## start

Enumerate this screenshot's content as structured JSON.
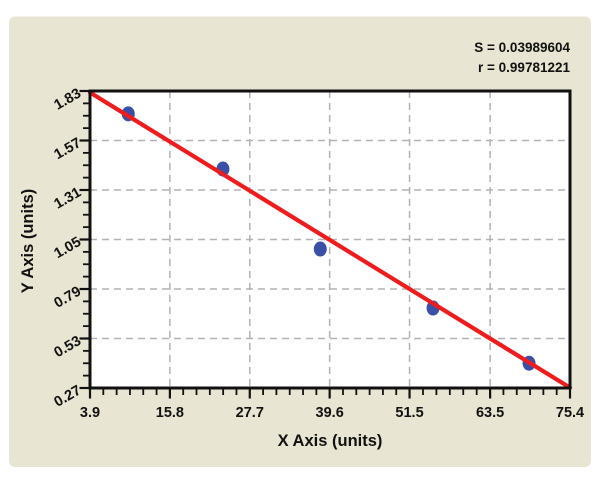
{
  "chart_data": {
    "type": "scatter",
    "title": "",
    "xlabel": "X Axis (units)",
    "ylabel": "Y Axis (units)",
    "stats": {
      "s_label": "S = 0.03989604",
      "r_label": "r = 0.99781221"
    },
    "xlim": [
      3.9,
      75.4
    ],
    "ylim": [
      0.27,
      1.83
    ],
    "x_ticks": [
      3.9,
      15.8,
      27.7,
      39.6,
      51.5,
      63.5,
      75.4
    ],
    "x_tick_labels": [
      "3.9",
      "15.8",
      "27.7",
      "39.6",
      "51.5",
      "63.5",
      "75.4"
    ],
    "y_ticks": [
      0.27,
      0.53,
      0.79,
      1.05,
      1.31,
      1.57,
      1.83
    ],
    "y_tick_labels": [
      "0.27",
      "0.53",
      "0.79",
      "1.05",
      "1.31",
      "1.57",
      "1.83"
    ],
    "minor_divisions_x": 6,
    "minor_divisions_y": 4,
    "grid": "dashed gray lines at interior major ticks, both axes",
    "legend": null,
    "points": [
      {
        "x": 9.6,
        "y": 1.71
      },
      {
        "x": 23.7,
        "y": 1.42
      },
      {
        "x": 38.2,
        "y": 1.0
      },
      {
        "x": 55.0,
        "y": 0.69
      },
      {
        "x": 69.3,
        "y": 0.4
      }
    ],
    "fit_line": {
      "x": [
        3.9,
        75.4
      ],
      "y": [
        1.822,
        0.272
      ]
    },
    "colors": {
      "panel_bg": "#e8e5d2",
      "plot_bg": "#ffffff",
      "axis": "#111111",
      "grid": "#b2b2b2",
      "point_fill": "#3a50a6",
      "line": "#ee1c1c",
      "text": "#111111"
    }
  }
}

## end
## start

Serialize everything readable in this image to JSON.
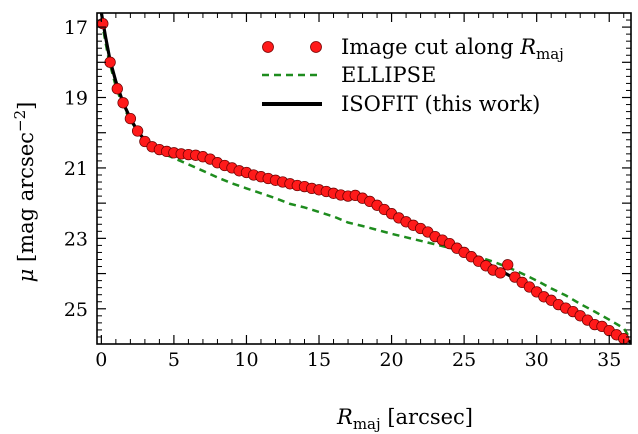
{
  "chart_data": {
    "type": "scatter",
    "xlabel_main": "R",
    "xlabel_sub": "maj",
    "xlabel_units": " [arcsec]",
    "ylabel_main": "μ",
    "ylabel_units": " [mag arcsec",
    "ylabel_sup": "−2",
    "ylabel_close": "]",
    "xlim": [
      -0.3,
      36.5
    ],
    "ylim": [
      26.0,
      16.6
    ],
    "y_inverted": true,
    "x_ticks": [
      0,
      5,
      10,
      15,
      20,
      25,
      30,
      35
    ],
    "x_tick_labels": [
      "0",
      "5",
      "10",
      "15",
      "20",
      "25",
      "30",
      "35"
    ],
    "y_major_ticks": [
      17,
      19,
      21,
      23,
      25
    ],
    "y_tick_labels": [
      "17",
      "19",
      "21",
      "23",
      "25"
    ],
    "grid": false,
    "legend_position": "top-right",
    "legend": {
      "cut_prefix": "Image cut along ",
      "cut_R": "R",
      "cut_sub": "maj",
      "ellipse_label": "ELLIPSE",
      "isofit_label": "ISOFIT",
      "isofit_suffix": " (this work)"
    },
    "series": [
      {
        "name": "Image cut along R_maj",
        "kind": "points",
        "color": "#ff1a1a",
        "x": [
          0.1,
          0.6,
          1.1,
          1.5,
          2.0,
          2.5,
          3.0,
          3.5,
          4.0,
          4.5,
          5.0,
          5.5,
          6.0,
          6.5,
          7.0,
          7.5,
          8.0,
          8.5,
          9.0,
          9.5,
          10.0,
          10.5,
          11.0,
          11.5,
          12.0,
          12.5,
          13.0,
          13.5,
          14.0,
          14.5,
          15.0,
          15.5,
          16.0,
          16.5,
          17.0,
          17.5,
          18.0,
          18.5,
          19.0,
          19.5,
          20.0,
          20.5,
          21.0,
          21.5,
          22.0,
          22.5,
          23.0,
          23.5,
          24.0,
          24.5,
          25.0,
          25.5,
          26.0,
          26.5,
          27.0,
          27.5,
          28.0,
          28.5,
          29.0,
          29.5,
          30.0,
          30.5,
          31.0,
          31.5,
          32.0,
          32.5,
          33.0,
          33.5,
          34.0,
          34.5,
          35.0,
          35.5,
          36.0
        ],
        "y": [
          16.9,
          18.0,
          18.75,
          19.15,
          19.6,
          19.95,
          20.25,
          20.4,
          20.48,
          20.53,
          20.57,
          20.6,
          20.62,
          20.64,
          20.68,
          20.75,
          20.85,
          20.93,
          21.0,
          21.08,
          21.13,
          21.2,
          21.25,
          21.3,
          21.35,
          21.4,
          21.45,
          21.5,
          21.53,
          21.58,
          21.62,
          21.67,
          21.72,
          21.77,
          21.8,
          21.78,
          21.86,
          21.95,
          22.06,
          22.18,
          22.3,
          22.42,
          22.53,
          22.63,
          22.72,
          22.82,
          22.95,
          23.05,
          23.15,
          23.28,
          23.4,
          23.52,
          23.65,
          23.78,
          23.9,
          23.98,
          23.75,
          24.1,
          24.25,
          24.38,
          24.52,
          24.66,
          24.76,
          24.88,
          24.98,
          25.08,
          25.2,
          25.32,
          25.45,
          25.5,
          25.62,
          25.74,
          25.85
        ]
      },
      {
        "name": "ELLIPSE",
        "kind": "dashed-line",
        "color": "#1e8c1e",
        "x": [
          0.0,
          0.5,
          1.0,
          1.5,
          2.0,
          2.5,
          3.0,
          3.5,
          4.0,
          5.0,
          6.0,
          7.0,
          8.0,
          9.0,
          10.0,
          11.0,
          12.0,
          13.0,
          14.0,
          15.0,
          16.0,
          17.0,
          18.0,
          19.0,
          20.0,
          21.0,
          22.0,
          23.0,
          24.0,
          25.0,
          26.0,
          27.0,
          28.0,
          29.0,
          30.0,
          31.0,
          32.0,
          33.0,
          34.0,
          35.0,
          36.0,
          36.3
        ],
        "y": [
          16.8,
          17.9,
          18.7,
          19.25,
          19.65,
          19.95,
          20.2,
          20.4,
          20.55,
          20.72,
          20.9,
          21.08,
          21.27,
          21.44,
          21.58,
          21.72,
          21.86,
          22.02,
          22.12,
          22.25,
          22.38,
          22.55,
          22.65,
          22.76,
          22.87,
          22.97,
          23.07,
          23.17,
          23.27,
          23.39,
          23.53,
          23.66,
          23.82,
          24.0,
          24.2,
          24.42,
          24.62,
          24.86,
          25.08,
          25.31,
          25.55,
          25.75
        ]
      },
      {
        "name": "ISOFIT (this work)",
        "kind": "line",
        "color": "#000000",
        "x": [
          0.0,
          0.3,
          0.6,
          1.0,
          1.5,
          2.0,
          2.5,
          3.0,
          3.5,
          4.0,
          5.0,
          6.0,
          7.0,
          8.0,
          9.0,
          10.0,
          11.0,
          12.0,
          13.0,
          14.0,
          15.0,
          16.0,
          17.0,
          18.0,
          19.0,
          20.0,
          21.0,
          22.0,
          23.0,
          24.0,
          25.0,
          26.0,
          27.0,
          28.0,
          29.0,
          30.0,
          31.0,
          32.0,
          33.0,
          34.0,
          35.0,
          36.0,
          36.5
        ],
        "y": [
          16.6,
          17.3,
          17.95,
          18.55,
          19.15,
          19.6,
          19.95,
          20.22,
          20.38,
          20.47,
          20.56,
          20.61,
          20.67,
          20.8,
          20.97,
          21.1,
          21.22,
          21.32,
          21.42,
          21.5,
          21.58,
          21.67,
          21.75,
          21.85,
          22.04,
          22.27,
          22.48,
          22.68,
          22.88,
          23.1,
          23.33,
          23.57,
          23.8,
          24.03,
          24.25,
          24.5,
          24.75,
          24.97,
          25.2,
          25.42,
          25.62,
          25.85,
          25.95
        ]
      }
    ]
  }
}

## end

§ TASK BRIEF
Your task is to gather every line with the word "work" and copy it.

§ EXPECTED ANSWER
      "isofit_suffix": " (this work)"
        "name": "ISOFIT (this work)",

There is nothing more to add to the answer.